§ Brano citato
Il percorso letterario in cui la studiosa iranista e islamologa accompagna il lettore si sviluppa a partire dal XIX secolo sino ai giorni nostri e presenta le più significative autrici iraniane che hanno fatto ricorso alla letteratura per denunciare, descrivere e rappresentare i mutamenti culturali, sociali e politici che hanno caratterizzato l’Iran e la sua tumultuosa storia recente. L’attenzione alla componente femminile è molto viva nei testi e in numerose occasioni Vanzan parla di sensibilità femminista.
Il testo, di taglio didascalico, ha il pregio di introdurre il lettore, anche il meno esperto in materia, con chiarezza e linearità in un ambito disciplinare non ancora molto diffuso in Italia. Si tratta di un saggio che, con sapiente delicatezza, apre prospettive inedite sull’Iran e sulla sua letteratura firmata da penne femminili.
La cifra che emerge è la vivacità intellettuale delle donne, la loro tenacia e resistenza verso i differenti sistemi che hanno cercato di zittirle o opprimerle. C’è sete di riconoscimento, in queste scritture, di rivendicazione di spazi di espressione libera e indipendente.

§ Cosa si chiede
1 – Secondo il brano citato, da quale secolo parte il percorso letterario presentato?
2 – Ripeti alla lettera la parte del brano citato che comincia con "Il testo, di" e prosegue fino a "libera e indipendente.".

§ Dati forniti
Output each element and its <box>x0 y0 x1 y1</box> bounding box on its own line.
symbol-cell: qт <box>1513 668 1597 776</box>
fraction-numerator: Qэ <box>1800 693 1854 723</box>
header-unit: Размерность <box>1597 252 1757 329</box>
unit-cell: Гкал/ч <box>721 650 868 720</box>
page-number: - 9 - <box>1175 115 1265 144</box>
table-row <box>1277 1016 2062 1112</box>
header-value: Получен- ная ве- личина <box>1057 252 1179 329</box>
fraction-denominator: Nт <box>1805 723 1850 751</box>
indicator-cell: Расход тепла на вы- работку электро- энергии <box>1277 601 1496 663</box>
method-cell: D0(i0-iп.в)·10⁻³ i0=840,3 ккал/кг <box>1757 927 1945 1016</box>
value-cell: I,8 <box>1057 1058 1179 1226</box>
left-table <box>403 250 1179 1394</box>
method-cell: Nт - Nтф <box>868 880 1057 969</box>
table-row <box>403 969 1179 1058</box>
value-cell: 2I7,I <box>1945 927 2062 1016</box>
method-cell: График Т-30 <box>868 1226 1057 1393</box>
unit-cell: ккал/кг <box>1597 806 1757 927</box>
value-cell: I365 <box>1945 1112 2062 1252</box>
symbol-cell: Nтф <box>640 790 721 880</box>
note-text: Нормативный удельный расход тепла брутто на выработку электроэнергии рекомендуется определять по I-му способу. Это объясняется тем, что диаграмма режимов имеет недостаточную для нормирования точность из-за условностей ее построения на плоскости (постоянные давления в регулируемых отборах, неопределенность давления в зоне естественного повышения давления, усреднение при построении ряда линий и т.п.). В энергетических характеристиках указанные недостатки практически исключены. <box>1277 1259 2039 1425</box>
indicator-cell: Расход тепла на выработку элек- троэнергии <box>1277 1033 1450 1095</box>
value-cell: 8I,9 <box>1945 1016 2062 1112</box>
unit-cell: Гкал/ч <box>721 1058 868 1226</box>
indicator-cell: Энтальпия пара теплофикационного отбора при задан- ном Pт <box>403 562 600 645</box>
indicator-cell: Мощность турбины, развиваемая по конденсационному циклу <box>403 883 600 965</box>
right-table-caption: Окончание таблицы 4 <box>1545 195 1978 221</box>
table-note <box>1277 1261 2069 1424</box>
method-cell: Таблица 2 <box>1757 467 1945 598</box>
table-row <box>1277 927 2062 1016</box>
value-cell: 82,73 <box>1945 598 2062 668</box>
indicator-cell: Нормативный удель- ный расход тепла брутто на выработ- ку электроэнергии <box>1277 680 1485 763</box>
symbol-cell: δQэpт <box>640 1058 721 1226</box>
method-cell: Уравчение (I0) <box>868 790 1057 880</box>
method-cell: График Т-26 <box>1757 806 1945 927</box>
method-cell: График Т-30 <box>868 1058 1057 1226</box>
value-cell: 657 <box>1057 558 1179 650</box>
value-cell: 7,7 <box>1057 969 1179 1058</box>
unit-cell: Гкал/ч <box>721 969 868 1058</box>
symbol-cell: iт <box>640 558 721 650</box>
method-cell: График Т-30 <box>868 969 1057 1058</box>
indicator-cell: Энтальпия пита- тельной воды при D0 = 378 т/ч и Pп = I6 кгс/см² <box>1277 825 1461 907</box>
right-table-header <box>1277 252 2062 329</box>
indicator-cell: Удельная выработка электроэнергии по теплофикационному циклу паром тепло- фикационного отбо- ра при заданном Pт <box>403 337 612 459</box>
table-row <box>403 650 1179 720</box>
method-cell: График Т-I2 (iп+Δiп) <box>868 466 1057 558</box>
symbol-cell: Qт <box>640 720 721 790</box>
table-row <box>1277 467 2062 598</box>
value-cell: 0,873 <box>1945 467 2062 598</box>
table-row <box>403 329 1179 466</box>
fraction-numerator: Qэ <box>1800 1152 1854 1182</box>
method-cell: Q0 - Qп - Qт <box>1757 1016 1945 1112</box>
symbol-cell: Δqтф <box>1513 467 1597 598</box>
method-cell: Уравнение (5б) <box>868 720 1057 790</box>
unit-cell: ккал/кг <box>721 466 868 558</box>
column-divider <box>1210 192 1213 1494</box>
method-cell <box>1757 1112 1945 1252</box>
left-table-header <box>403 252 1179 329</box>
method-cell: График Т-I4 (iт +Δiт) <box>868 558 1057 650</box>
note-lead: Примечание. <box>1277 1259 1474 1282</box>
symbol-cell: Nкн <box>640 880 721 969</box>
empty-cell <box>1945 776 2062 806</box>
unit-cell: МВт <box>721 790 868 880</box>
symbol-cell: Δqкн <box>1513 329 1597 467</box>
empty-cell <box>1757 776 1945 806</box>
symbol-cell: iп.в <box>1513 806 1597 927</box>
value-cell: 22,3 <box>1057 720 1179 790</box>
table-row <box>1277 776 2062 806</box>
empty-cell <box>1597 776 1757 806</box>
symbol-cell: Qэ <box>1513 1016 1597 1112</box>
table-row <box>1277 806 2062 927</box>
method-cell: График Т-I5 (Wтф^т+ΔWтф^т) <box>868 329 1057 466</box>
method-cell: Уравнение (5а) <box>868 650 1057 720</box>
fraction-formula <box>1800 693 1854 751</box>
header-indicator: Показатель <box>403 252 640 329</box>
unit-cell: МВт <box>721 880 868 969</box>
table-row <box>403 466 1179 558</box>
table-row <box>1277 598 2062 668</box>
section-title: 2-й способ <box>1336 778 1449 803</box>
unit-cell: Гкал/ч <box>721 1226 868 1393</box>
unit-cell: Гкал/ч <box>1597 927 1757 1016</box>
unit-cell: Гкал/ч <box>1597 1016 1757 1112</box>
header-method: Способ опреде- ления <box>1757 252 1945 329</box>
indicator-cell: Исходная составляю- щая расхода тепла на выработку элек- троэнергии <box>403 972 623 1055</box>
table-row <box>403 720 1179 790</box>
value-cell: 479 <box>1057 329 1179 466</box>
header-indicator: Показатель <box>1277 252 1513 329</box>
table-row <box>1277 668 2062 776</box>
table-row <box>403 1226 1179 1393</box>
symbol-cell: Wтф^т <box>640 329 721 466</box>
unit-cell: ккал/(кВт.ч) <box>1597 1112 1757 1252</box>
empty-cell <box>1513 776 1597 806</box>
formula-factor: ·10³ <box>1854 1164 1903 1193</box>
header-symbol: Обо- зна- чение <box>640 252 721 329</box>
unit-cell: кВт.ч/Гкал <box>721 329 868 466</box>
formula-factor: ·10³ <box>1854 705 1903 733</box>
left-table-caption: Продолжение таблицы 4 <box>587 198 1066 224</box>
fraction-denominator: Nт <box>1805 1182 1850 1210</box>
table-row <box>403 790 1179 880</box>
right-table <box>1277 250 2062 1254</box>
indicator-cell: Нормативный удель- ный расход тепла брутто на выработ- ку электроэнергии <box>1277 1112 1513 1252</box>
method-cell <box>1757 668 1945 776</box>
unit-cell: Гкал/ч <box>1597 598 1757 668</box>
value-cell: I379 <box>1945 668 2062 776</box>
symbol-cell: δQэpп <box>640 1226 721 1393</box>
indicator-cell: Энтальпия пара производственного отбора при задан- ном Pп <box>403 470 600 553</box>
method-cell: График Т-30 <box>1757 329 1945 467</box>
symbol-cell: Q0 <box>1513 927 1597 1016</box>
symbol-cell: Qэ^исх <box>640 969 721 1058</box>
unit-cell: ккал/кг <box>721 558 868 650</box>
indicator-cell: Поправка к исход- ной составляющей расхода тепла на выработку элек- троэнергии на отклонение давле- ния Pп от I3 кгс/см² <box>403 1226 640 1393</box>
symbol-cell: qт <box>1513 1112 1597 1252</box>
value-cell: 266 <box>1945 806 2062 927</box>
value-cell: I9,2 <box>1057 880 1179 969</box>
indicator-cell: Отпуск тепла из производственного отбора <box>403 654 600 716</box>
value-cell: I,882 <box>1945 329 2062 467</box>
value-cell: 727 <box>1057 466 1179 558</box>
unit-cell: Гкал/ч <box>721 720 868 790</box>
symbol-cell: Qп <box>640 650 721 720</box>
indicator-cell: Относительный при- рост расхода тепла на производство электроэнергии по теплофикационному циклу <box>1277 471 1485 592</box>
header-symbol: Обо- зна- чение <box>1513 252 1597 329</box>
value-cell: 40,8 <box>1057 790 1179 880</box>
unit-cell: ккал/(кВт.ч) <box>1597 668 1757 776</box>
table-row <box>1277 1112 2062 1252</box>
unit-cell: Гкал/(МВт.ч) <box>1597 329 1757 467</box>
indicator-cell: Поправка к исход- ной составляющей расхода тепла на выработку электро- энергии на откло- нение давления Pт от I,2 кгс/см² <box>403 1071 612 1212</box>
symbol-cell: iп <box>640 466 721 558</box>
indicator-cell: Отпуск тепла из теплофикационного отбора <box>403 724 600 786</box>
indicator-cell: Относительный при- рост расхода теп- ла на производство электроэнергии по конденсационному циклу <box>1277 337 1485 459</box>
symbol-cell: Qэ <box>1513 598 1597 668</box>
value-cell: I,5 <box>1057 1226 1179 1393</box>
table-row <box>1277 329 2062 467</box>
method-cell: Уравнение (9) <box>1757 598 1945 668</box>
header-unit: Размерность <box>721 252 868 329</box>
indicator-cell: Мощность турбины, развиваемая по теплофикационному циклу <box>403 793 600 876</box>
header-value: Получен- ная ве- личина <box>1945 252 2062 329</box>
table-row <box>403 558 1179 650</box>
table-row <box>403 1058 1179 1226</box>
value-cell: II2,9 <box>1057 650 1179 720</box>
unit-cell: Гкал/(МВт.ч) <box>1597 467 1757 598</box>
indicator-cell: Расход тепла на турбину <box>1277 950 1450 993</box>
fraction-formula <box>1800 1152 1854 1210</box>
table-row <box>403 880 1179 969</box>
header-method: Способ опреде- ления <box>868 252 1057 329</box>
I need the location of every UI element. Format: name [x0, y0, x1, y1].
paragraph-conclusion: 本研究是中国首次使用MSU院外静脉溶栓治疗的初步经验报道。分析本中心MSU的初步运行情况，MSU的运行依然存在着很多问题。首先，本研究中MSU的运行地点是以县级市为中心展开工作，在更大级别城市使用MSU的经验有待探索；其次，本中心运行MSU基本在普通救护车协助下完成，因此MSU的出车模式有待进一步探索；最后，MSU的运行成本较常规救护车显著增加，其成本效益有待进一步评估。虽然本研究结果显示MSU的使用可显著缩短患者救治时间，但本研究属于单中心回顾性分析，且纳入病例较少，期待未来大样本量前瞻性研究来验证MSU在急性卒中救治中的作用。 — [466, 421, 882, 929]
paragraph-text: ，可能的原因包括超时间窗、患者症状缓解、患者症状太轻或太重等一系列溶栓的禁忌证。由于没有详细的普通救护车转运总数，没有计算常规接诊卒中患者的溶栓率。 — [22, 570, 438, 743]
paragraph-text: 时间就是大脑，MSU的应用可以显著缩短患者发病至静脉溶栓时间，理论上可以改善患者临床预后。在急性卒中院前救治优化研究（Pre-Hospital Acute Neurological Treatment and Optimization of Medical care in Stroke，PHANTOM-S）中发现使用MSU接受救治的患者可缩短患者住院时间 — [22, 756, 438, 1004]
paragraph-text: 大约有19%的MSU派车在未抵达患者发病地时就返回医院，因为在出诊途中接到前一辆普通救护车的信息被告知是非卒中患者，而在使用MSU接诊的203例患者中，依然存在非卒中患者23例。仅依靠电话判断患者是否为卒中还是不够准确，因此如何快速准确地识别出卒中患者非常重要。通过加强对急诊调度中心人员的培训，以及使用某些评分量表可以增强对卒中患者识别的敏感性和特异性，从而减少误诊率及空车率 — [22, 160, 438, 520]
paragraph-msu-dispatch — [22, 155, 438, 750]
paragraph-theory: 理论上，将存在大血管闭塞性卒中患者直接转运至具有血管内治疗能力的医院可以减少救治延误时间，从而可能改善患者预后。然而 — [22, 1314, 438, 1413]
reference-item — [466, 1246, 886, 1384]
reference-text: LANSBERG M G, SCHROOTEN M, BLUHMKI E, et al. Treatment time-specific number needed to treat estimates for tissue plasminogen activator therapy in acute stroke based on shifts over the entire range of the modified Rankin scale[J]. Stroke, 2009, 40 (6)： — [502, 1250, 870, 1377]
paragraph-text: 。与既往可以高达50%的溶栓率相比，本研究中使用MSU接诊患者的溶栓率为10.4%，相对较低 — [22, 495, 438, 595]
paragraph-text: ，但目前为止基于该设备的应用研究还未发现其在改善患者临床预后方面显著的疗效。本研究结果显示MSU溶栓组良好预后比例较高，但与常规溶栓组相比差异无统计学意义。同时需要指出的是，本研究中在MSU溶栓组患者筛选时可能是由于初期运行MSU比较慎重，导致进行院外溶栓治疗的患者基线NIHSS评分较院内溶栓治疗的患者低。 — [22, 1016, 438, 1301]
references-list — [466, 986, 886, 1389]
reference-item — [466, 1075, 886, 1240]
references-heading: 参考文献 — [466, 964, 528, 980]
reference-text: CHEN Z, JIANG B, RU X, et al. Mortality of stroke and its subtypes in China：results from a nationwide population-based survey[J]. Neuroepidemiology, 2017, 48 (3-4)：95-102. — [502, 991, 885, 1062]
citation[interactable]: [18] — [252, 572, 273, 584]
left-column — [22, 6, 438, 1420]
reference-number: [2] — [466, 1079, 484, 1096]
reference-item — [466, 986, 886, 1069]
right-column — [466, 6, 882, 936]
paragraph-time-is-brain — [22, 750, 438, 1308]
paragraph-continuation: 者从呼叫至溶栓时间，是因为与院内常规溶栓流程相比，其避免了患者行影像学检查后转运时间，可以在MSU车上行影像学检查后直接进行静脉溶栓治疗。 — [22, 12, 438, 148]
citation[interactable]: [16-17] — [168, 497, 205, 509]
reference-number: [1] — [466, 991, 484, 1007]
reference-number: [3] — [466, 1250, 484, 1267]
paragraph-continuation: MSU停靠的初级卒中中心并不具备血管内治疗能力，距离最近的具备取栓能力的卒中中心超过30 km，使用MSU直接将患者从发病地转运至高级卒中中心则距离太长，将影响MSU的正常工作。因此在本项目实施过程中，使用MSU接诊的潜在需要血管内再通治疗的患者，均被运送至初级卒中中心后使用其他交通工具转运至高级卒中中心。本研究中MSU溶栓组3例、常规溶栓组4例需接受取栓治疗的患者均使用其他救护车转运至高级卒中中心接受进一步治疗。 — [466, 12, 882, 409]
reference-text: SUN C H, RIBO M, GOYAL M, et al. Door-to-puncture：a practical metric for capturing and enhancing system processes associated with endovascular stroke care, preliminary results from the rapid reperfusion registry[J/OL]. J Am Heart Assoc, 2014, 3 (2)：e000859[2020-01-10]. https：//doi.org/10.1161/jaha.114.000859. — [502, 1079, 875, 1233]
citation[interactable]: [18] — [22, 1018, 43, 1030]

§ Risultati in ordine
1 – Dal XIX secolo.

2 –
Il testo, di taglio didascalico, ha il pregio di introdurre il lettore, anche il meno esperto in materia, con chiarezza e linearità in un ambito disciplinare non ancora molto diffuso in Italia. Si tratta di un saggio che, con sapiente delicatezza, apre prospettive inedite sull’Iran e sulla sua letteratura firmata da penne femminili.
La cifra che emerge è la vivacità intellettuale delle donne, la loro tenacia e resistenza verso i differenti sistemi che hanno cercato di zittirle o opprimerle. C’è sete di riconoscimento, in queste scritture, di rivendicazione di spazi di espressione libera e indipendente.